▶ [What this task involves] Quote the records that follow in full and exactly; leave out the pictures.

▶ [Data to use]
——————

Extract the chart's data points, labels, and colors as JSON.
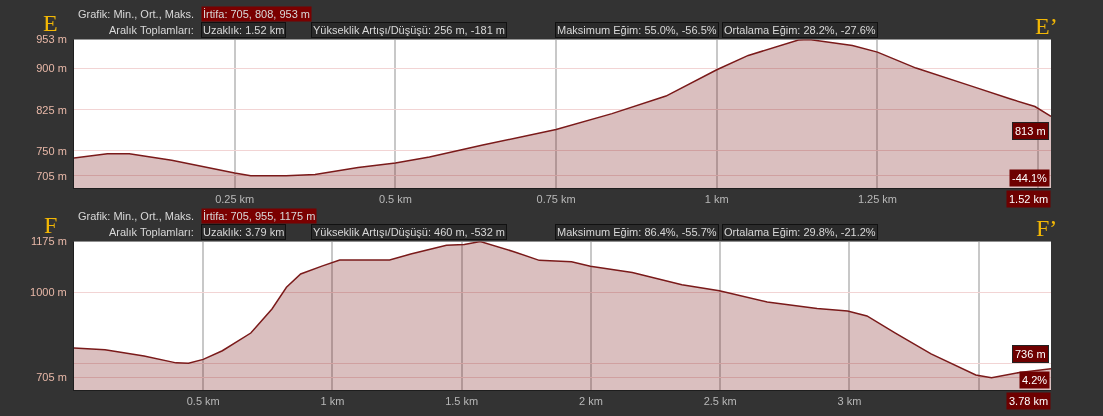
{
  "chart_data": [
    {
      "type": "area",
      "x": [
        0,
        0.052,
        0.086,
        0.152,
        0.25,
        0.275,
        0.33,
        0.375,
        0.442,
        0.5,
        0.553,
        0.636,
        0.75,
        0.837,
        0.921,
        1.0,
        1.049,
        1.127,
        1.144,
        1.211,
        1.25,
        1.31,
        1.394,
        1.456,
        1.495,
        1.52
      ],
      "series": [
        {
          "color": "#7a1a1a",
          "values": [
            737,
            745,
            745,
            733,
            710,
            705,
            705,
            707,
            720,
            728,
            739,
            761,
            789,
            818,
            850,
            898,
            924,
            952,
            953,
            942,
            930,
            901,
            869,
            845,
            831,
            813
          ]
        }
      ],
      "xlim": [
        0,
        1.52
      ],
      "ylim": [
        682,
        953
      ],
      "xticks": [
        {
          "value": 0.25,
          "label": "0.25 km"
        },
        {
          "value": 0.5,
          "label": "0.5 km"
        },
        {
          "value": 0.75,
          "label": "0.75 km"
        },
        {
          "value": 1,
          "label": "1 km"
        },
        {
          "value": 1.25,
          "label": "1.25 km"
        },
        {
          "value": 1.5,
          "label": null
        }
      ],
      "yticks": [
        {
          "value": 705,
          "label": "705 m"
        },
        {
          "value": 750,
          "label": "750 m"
        },
        {
          "value": 825,
          "label": "825 m"
        },
        {
          "value": 900,
          "label": "900 m"
        },
        {
          "value": 953,
          "label": "953 m"
        }
      ],
      "grid": true,
      "annotations": [
        "E",
        "E’",
        "Grafik: Min., Ort., Maks.",
        "İrtifa: 705, 808, 953 m",
        "Aralık Toplamları:",
        "Uzaklık: 1.52 km",
        "Yükseklik Artışı/Düşüşü: 256 m, -181 m",
        "Maksimum Eğim: 55.0%, -56.5%",
        "Ortalama Eğim: 28.2%, -27.6%",
        "-44.1%",
        "1.52 km",
        {
          "text": "813 m",
          "x": 1.52,
          "y": 813
        }
      ]
    },
    {
      "type": "area",
      "x": [
        0,
        0.12,
        0.271,
        0.395,
        0.443,
        0.5,
        0.574,
        0.684,
        0.766,
        0.822,
        0.877,
        0.959,
        1.028,
        1.097,
        1.221,
        1.303,
        1.441,
        1.51,
        1.572,
        1.702,
        1.8,
        1.925,
        1.998,
        2.16,
        2.352,
        2.497,
        2.682,
        2.875,
        2.993,
        3.068,
        3.178,
        3.316,
        3.489,
        3.55,
        3.659,
        3.78
      ],
      "series": [
        {
          "color": "#7a1a1a",
          "values": [
            807,
            801,
            780,
            756,
            755,
            768,
            798,
            859,
            942,
            1017,
            1063,
            1090,
            1111,
            1111,
            1111,
            1132,
            1162,
            1165,
            1175,
            1140,
            1110,
            1105,
            1090,
            1068,
            1026,
            1005,
            966,
            944,
            935,
            918,
            859,
            787,
            714,
            705,
            723,
            736
          ]
        }
      ],
      "xlim": [
        0,
        3.78
      ],
      "ylim": [
        661,
        1175
      ],
      "xticks": [
        {
          "value": 0.5,
          "label": "0.5 km"
        },
        {
          "value": 1,
          "label": "1 km"
        },
        {
          "value": 1.5,
          "label": "1.5 km"
        },
        {
          "value": 2,
          "label": "2 km"
        },
        {
          "value": 2.5,
          "label": "2.5 km"
        },
        {
          "value": 3,
          "label": "3 km"
        },
        {
          "value": 3.5,
          "label": null
        }
      ],
      "yticks": [
        {
          "value": 705,
          "label": "705 m"
        },
        {
          "value": 754,
          "label": null
        },
        {
          "value": 1000,
          "label": "1000 m"
        },
        {
          "value": 1175,
          "label": "1175 m"
        }
      ],
      "grid": true,
      "annotations": [
        "F",
        "F’",
        "Grafik: Min., Ort., Maks.",
        "İrtifa: 705, 955, 1175 m",
        "Aralık Toplamları:",
        "Uzaklık: 3.79 km",
        "Yükseklik Artışı/Düşüşü: 460 m, -532 m",
        "Maksimum Eğim: 86.4%, -55.7%",
        "Ortalama Eğim: 29.8%, -21.2%",
        "4.2%",
        "3.78 km",
        {
          "text": "736 m",
          "x": 3.78,
          "y": 736
        }
      ]
    }
  ]
}
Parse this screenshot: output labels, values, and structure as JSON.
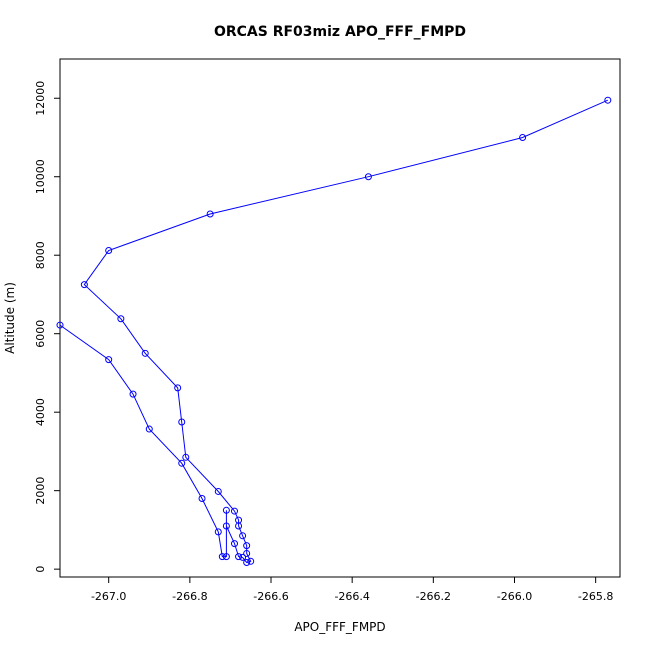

——————

▶ [Result of the exercise]
Extract the chart's data points, labels, and colors as JSON.
{
  "chart_data": [
    {
      "type": "area",
      "x": [
        0,
        0.052,
        0.086,
        0.152,
        0.25,
        0.275,
        0.33,
        0.375,
        0.442,
        0.5,
        0.553,
        0.636,
        0.75,
        0.837,
        0.921,
        1.0,
        1.049,
        1.127,
        1.144,
        1.211,
        1.25,
        1.31,
        1.394,
        1.456,
        1.495,
        1.52
      ],
      "series": [
        {
          "color": "#7a1a1a",
          "values": [
            737,
            745,
            745,
            733,
            710,
            705,
            705,
            707,
            720,
            728,
            739,
            761,
            789,
            818,
            850,
            898,
            924,
            952,
            953,
            942,
            930,
            901,
            869,
            845,
            831,
            813
          ]
        }
      ],
      "xlim": [
        0,
        1.52
      ],
      "ylim": [
        682,
        953
      ],
      "xticks": [
        {
          "value": 0.25,
          "label": "0.25 km"
        },
        {
          "value": 0.5,
          "label": "0.5 km"
        },
        {
          "value": 0.75,
          "label": "0.75 km"
        },
        {
          "value": 1,
          "label": "1 km"
        },
        {
          "value": 1.25,
          "label": "1.25 km"
        },
        {
          "value": 1.5,
          "label": null
        }
      ],
      "yticks": [
        {
          "value": 705,
          "label": "705 m"
        },
        {
          "value": 750,
          "label": "750 m"
        },
        {
          "value": 825,
          "label": "825 m"
        },
        {
          "value": 900,
          "label": "900 m"
        },
        {
          "value": 953,
          "label": "953 m"
        }
      ],
      "grid": true,
      "annotations": [
        "E",
        "E’",
        "Grafik: Min., Ort., Maks.",
        "İrtifa: 705, 808, 953 m",
        "Aralık Toplamları:",
        "Uzaklık: 1.52 km",
        "Yükseklik Artışı/Düşüşü: 256 m, -181 m",
        "Maksimum Eğim: 55.0%, -56.5%",
        "Ortalama Eğim: 28.2%, -27.6%",
        "-44.1%",
        "1.52 km",
        {
          "text": "813 m",
          "x": 1.52,
          "y": 813
        }
      ]
    },
    {
      "type": "area",
      "x": [
        0,
        0.12,
        0.271,
        0.395,
        0.443,
        0.5,
        0.574,
        0.684,
        0.766,
        0.822,
        0.877,
        0.959,
        1.028,
        1.097,
        1.221,
        1.303,
        1.441,
        1.51,
        1.572,
        1.702,
        1.8,
        1.925,
        1.998,
        2.16,
        2.352,
        2.497,
        2.682,
        2.875,
        2.993,
        3.068,
        3.178,
        3.316,
        3.489,
        3.55,
        3.659,
        3.78
      ],
      "series": [
        {
          "color": "#7a1a1a",
          "values": [
            807,
            801,
            780,
            756,
            755,
            768,
            798,
            859,
            942,
            1017,
            1063,
            1090,
            1111,
            1111,
            1111,
            1132,
            1162,
            1165,
            1175,
            1140,
            1110,
            1105,
            1090,
            1068,
            1026,
            1005,
            966,
            944,
            935,
            918,
            859,
            787,
            714,
            705,
            723,
            736
          ]
        }
      ],
      "xlim": [
        0,
        3.78
      ],
      "ylim": [
        661,
        1175
      ],
      "xticks": [
        {
          "value": 0.5,
          "label": "0.5 km"
        },
        {
          "value": 1,
          "label": "1 km"
        },
        {
          "value": 1.5,
          "label": "1.5 km"
        },
        {
          "value": 2,
          "label": "2 km"
        },
        {
          "value": 2.5,
          "label": "2.5 km"
        },
        {
          "value": 3,
          "label": "3 km"
        },
        {
          "value": 3.5,
          "label": null
        }
      ],
      "yticks": [
        {
          "value": 705,
          "label": "705 m"
        },
        {
          "value": 754,
          "label": null
        },
        {
          "value": 1000,
          "label": "1000 m"
        },
        {
          "value": 1175,
          "label": "1175 m"
        }
      ],
      "grid": true,
      "annotations": [
        "F",
        "F’",
        "Grafik: Min., Ort., Maks.",
        "İrtifa: 705, 955, 1175 m",
        "Aralık Toplamları:",
        "Uzaklık: 3.79 km",
        "Yükseklik Artışı/Düşüşü: 460 m, -532 m",
        "Maksimum Eğim: 86.4%, -55.7%",
        "Ortalama Eğim: 29.8%, -21.2%",
        "4.2%",
        "3.78 km",
        {
          "text": "736 m",
          "x": 3.78,
          "y": 736
        }
      ]
    }
  ]
}
Parse this screenshot: output labels, values, and structure as JSON.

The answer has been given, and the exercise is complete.